>> Begin Data provided

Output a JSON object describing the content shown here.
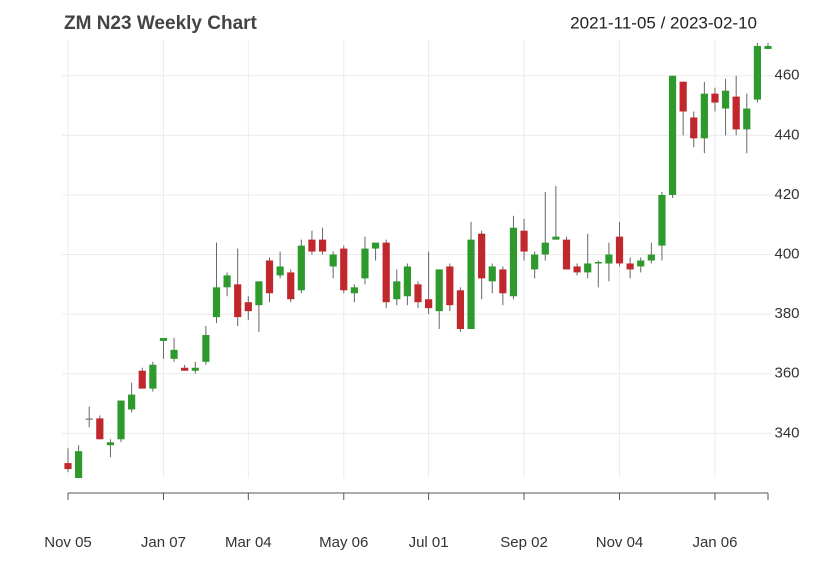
{
  "chart_data": {
    "type": "candlestick",
    "title": "ZM N23 Weekly Chart",
    "date_range": "2021-11-05 / 2023-02-10",
    "categories": [
      "Nov 05",
      null,
      null,
      null,
      null,
      null,
      null,
      null,
      null,
      "Jan 07",
      null,
      null,
      null,
      null,
      null,
      null,
      null,
      "Mar 04",
      null,
      null,
      null,
      null,
      null,
      null,
      null,
      null,
      "May 06",
      null,
      null,
      null,
      null,
      null,
      null,
      null,
      "Jul 01",
      null,
      null,
      null,
      null,
      null,
      null,
      null,
      null,
      "Sep 02",
      null,
      null,
      null,
      null,
      null,
      null,
      null,
      null,
      "Nov 04",
      null,
      null,
      null,
      null,
      null,
      null,
      null,
      null,
      "Jan 06",
      null,
      null,
      null,
      null,
      null
    ],
    "open": [
      330,
      325,
      345,
      345,
      336,
      338,
      348,
      361,
      355,
      371,
      365,
      362,
      361,
      364,
      379,
      389,
      390,
      384,
      383,
      398,
      393,
      394,
      388,
      405,
      405,
      396,
      402,
      387,
      392,
      402,
      404,
      385,
      386,
      390,
      385,
      381,
      396,
      388,
      375,
      407,
      391,
      395,
      386,
      408,
      395,
      400,
      405,
      405,
      396,
      394,
      397,
      397,
      406,
      397,
      396,
      398,
      403,
      420,
      458,
      446,
      439,
      454,
      449,
      453,
      442,
      452,
      469
    ],
    "high": [
      335,
      336,
      349,
      346,
      338,
      351,
      357,
      362,
      364,
      372,
      372,
      363,
      364,
      376,
      404,
      394,
      402,
      386,
      391,
      399,
      401,
      395,
      405,
      408,
      409,
      401,
      403,
      390,
      406,
      404,
      405,
      395,
      397,
      391,
      401,
      395,
      397,
      389,
      411,
      408,
      397,
      396,
      413,
      412,
      401,
      421,
      423,
      406,
      397,
      407,
      398,
      404,
      411,
      399,
      399,
      404,
      421,
      460,
      458,
      448,
      458,
      456,
      459,
      460,
      454,
      471,
      471
    ],
    "low": [
      327,
      325,
      342,
      338,
      332,
      337,
      347,
      355,
      354,
      365,
      364,
      361,
      360,
      363,
      377,
      386,
      376,
      378,
      374,
      384,
      392,
      384,
      387,
      400,
      400,
      392,
      387,
      384,
      390,
      398,
      382,
      383,
      383,
      382,
      380,
      375,
      381,
      374,
      375,
      385,
      387,
      383,
      385,
      398,
      392,
      398,
      405,
      395,
      393,
      392,
      389,
      391,
      396,
      392,
      394,
      397,
      398,
      419,
      440,
      436,
      434,
      448,
      440,
      440,
      434,
      451,
      469
    ],
    "close": [
      328,
      334,
      345,
      338,
      337,
      351,
      353,
      355,
      363,
      372,
      368,
      361,
      362,
      373,
      389,
      393,
      379,
      381,
      391,
      387,
      396,
      385,
      403,
      401,
      401,
      400,
      388,
      389,
      402,
      404,
      384,
      391,
      396,
      384,
      382,
      395,
      383,
      375,
      405,
      392,
      396,
      387,
      409,
      401,
      400,
      404,
      406,
      395,
      394,
      397,
      397.5,
      400,
      397,
      395,
      398,
      400,
      420,
      460,
      448,
      439,
      454,
      451,
      455,
      442,
      449,
      470,
      470
    ],
    "up_color": "#2e9a2e",
    "down_color": "#c0282d",
    "neutral_color": "#8a8a8a",
    "ylim": [
      325,
      472
    ],
    "yticks": [
      340,
      360,
      380,
      400,
      420,
      440,
      460
    ],
    "grid": true
  }
}
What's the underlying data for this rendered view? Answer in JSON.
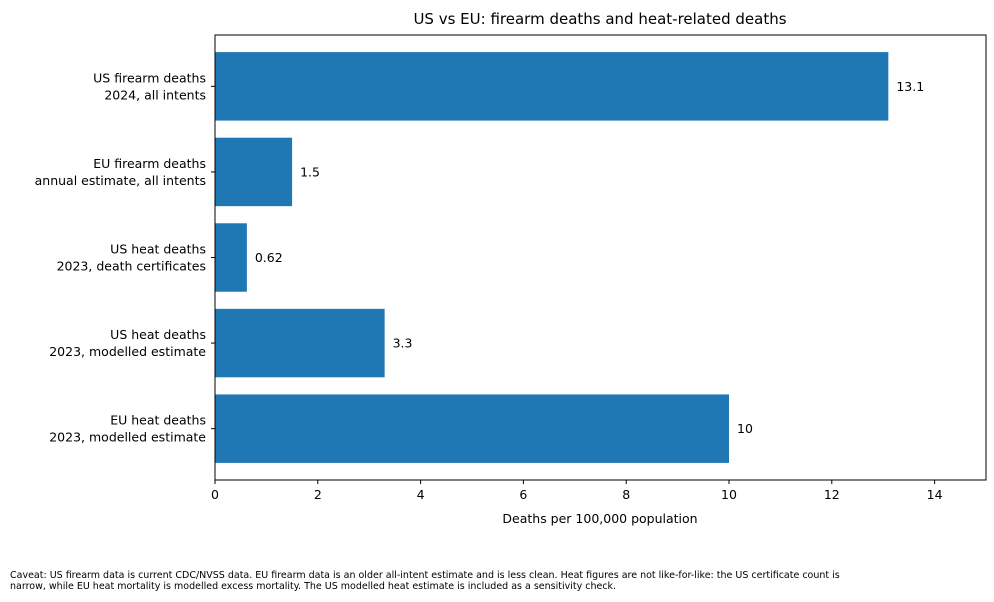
{
  "chart_data": {
    "type": "bar",
    "orientation": "horizontal",
    "title": "US vs EU: firearm deaths and heat-related deaths",
    "xlabel": "Deaths per 100,000 population",
    "ylabel": "",
    "xlim": [
      0,
      15
    ],
    "xticks": [
      0,
      2,
      4,
      6,
      8,
      10,
      12,
      14
    ],
    "grid": false,
    "bar_color": "#1f77b4",
    "categories": [
      [
        "US firearm deaths",
        "2024, all intents"
      ],
      [
        "EU firearm deaths",
        "annual estimate, all intents"
      ],
      [
        "US heat deaths",
        "2023, death certificates"
      ],
      [
        "US heat deaths",
        "2023, modelled estimate"
      ],
      [
        "EU heat deaths",
        "2023, modelled estimate"
      ]
    ],
    "values": [
      13.1,
      1.5,
      0.62,
      3.3,
      10
    ],
    "value_labels": [
      "13.1",
      "1.5",
      "0.62",
      "3.3",
      "10"
    ]
  },
  "caveat": {
    "line1": "Caveat: US firearm data is current CDC/NVSS data. EU firearm data is an older all-intent estimate and is less clean. Heat figures are not like-for-like: the US certificate count is",
    "line2": "narrow, while EU heat mortality is modelled excess mortality. The US modelled heat estimate is included as a sensitivity check."
  }
}
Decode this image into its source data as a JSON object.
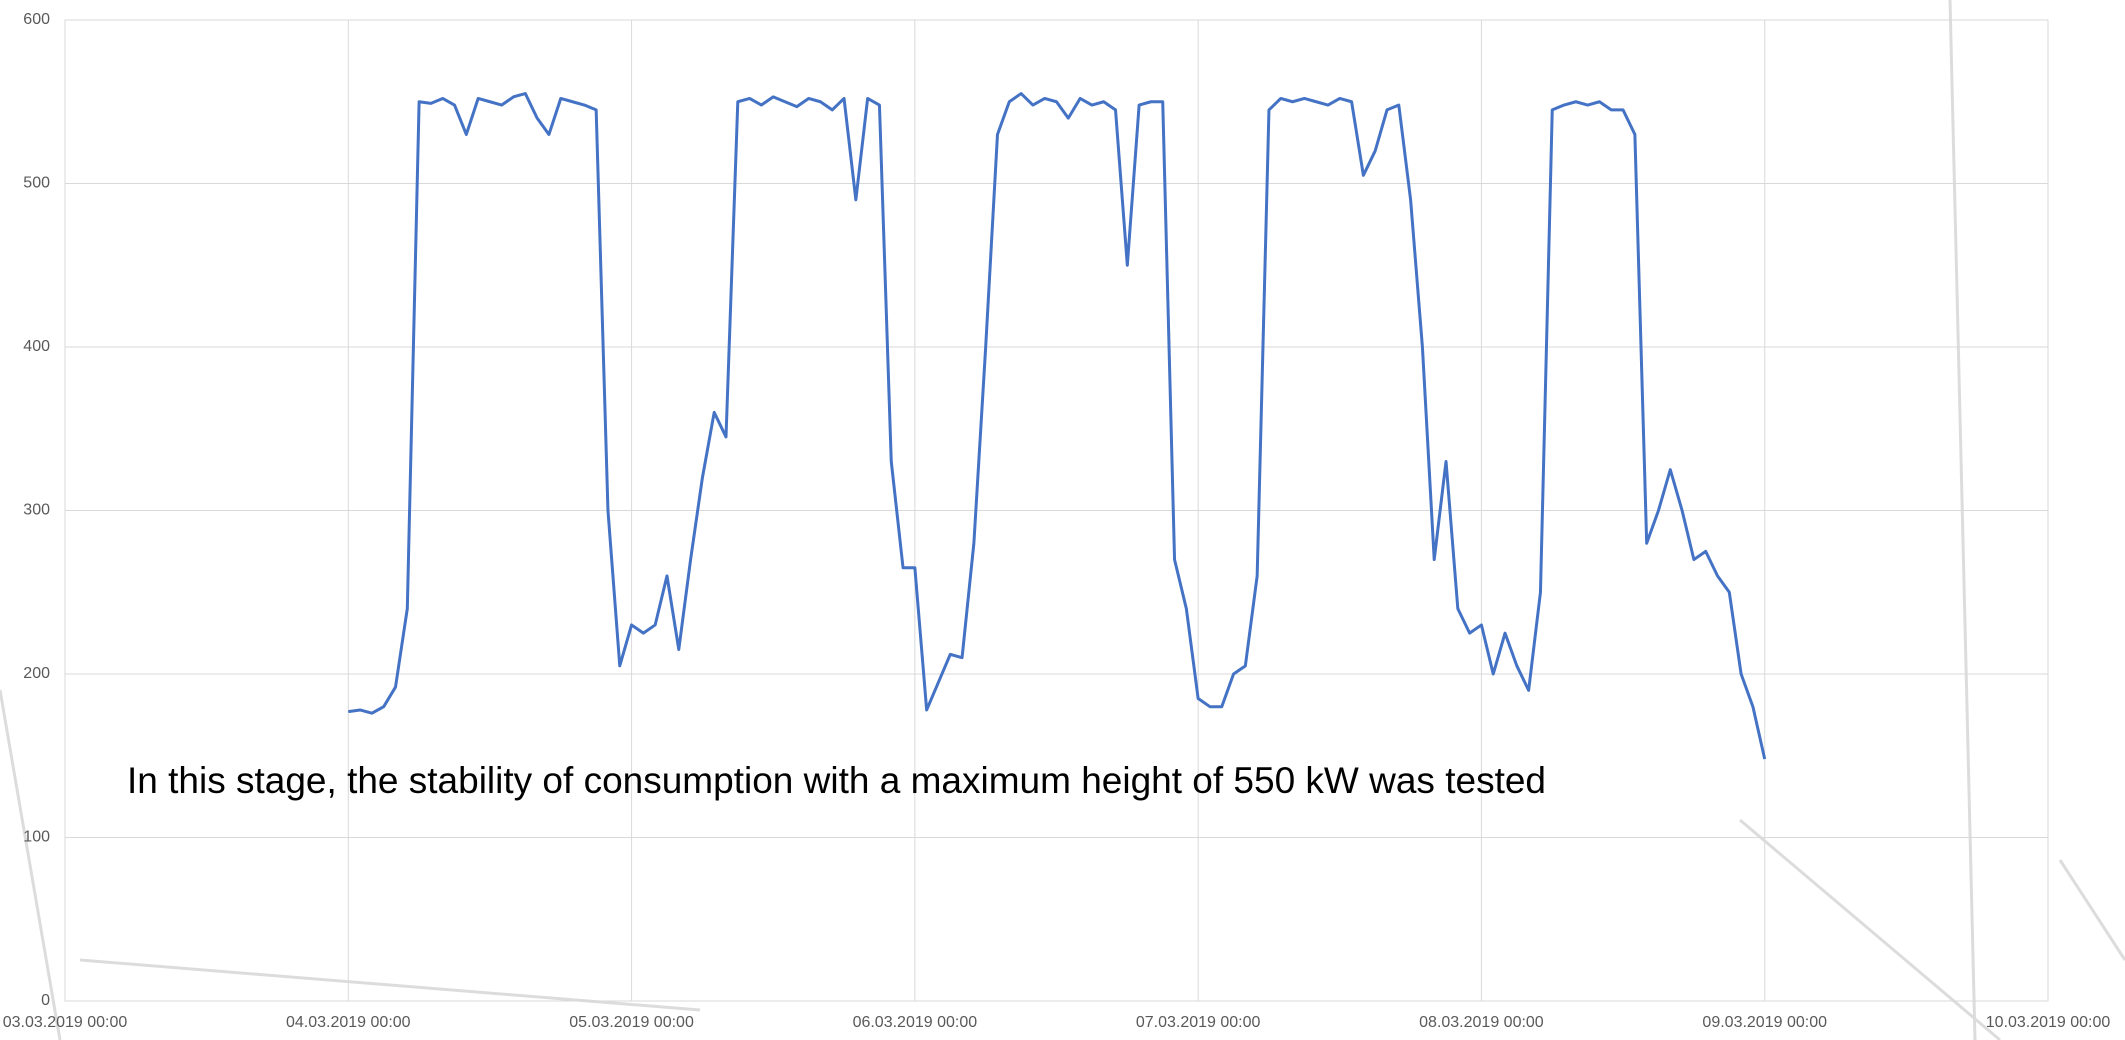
{
  "chart_data": {
    "type": "line",
    "annotation": "In this stage, the stability of consumption with a maximum height of 550 kW was tested",
    "x": [
      "04.03.2019 00:00",
      "04.03.2019 01:00",
      "04.03.2019 02:00",
      "04.03.2019 03:00",
      "04.03.2019 04:00",
      "04.03.2019 05:00",
      "04.03.2019 06:00",
      "04.03.2019 07:00",
      "04.03.2019 08:00",
      "04.03.2019 09:00",
      "04.03.2019 10:00",
      "04.03.2019 11:00",
      "04.03.2019 12:00",
      "04.03.2019 13:00",
      "04.03.2019 14:00",
      "04.03.2019 15:00",
      "04.03.2019 16:00",
      "04.03.2019 17:00",
      "04.03.2019 18:00",
      "04.03.2019 19:00",
      "04.03.2019 20:00",
      "04.03.2019 21:00",
      "04.03.2019 22:00",
      "04.03.2019 23:00",
      "05.03.2019 00:00",
      "05.03.2019 01:00",
      "05.03.2019 02:00",
      "05.03.2019 03:00",
      "05.03.2019 04:00",
      "05.03.2019 05:00",
      "05.03.2019 06:00",
      "05.03.2019 07:00",
      "05.03.2019 08:00",
      "05.03.2019 09:00",
      "05.03.2019 10:00",
      "05.03.2019 11:00",
      "05.03.2019 12:00",
      "05.03.2019 13:00",
      "05.03.2019 14:00",
      "05.03.2019 15:00",
      "05.03.2019 16:00",
      "05.03.2019 17:00",
      "05.03.2019 18:00",
      "05.03.2019 19:00",
      "05.03.2019 20:00",
      "05.03.2019 21:00",
      "05.03.2019 22:00",
      "05.03.2019 23:00",
      "06.03.2019 00:00",
      "06.03.2019 01:00",
      "06.03.2019 02:00",
      "06.03.2019 03:00",
      "06.03.2019 04:00",
      "06.03.2019 05:00",
      "06.03.2019 06:00",
      "06.03.2019 07:00",
      "06.03.2019 08:00",
      "06.03.2019 09:00",
      "06.03.2019 10:00",
      "06.03.2019 11:00",
      "06.03.2019 12:00",
      "06.03.2019 13:00",
      "06.03.2019 14:00",
      "06.03.2019 15:00",
      "06.03.2019 16:00",
      "06.03.2019 17:00",
      "06.03.2019 18:00",
      "06.03.2019 19:00",
      "06.03.2019 20:00",
      "06.03.2019 21:00",
      "06.03.2019 22:00",
      "06.03.2019 23:00",
      "07.03.2019 00:00",
      "07.03.2019 01:00",
      "07.03.2019 02:00",
      "07.03.2019 03:00",
      "07.03.2019 04:00",
      "07.03.2019 05:00",
      "07.03.2019 06:00",
      "07.03.2019 07:00",
      "07.03.2019 08:00",
      "07.03.2019 09:00",
      "07.03.2019 10:00",
      "07.03.2019 11:00",
      "07.03.2019 12:00",
      "07.03.2019 13:00",
      "07.03.2019 14:00",
      "07.03.2019 15:00",
      "07.03.2019 16:00",
      "07.03.2019 17:00",
      "07.03.2019 18:00",
      "07.03.2019 19:00",
      "07.03.2019 20:00",
      "07.03.2019 21:00",
      "07.03.2019 22:00",
      "07.03.2019 23:00",
      "08.03.2019 00:00",
      "08.03.2019 01:00",
      "08.03.2019 02:00",
      "08.03.2019 03:00",
      "08.03.2019 04:00",
      "08.03.2019 05:00",
      "08.03.2019 06:00",
      "08.03.2019 07:00",
      "08.03.2019 08:00",
      "08.03.2019 09:00",
      "08.03.2019 10:00",
      "08.03.2019 11:00",
      "08.03.2019 12:00",
      "08.03.2019 13:00",
      "08.03.2019 14:00",
      "08.03.2019 15:00",
      "08.03.2019 16:00",
      "08.03.2019 17:00",
      "08.03.2019 18:00",
      "08.03.2019 19:00",
      "08.03.2019 20:00",
      "08.03.2019 21:00",
      "08.03.2019 22:00",
      "08.03.2019 23:00",
      "09.03.2019 00:00"
    ],
    "values": [
      177,
      178,
      176,
      180,
      192,
      240,
      550,
      549,
      552,
      548,
      530,
      552,
      550,
      548,
      553,
      555,
      540,
      530,
      552,
      550,
      548,
      545,
      300,
      205,
      230,
      225,
      230,
      260,
      215,
      270,
      320,
      360,
      345,
      550,
      552,
      548,
      553,
      550,
      547,
      552,
      550,
      545,
      552,
      490,
      552,
      548,
      330,
      265,
      265,
      178,
      195,
      212,
      210,
      280,
      400,
      530,
      550,
      555,
      548,
      552,
      550,
      540,
      552,
      548,
      550,
      545,
      450,
      548,
      550,
      550,
      270,
      240,
      185,
      180,
      180,
      200,
      205,
      260,
      545,
      552,
      550,
      552,
      550,
      548,
      552,
      550,
      505,
      520,
      545,
      548,
      490,
      400,
      270,
      330,
      240,
      225,
      230,
      200,
      225,
      205,
      190,
      250,
      545,
      548,
      550,
      548,
      550,
      545,
      545,
      530,
      280,
      300,
      325,
      300,
      270,
      275,
      260,
      250,
      200,
      180,
      148
    ],
    "color": "#4472c4",
    "xlim": [
      "03.03.2019 00:00",
      "10.03.2019 00:00"
    ],
    "xticks": [
      "03.03.2019 00:00",
      "04.03.2019 00:00",
      "05.03.2019 00:00",
      "06.03.2019 00:00",
      "07.03.2019 00:00",
      "08.03.2019 00:00",
      "09.03.2019 00:00",
      "10.03.2019 00:00"
    ],
    "ylim": [
      0,
      600
    ],
    "yticks": [
      0,
      100,
      200,
      300,
      400,
      500,
      600
    ],
    "grid": true
  }
}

>> End Data provided

- **Task brief**:
Scan the material above and determine how many lines include the word "type"; report only the number.

- **Answer for the task**:
3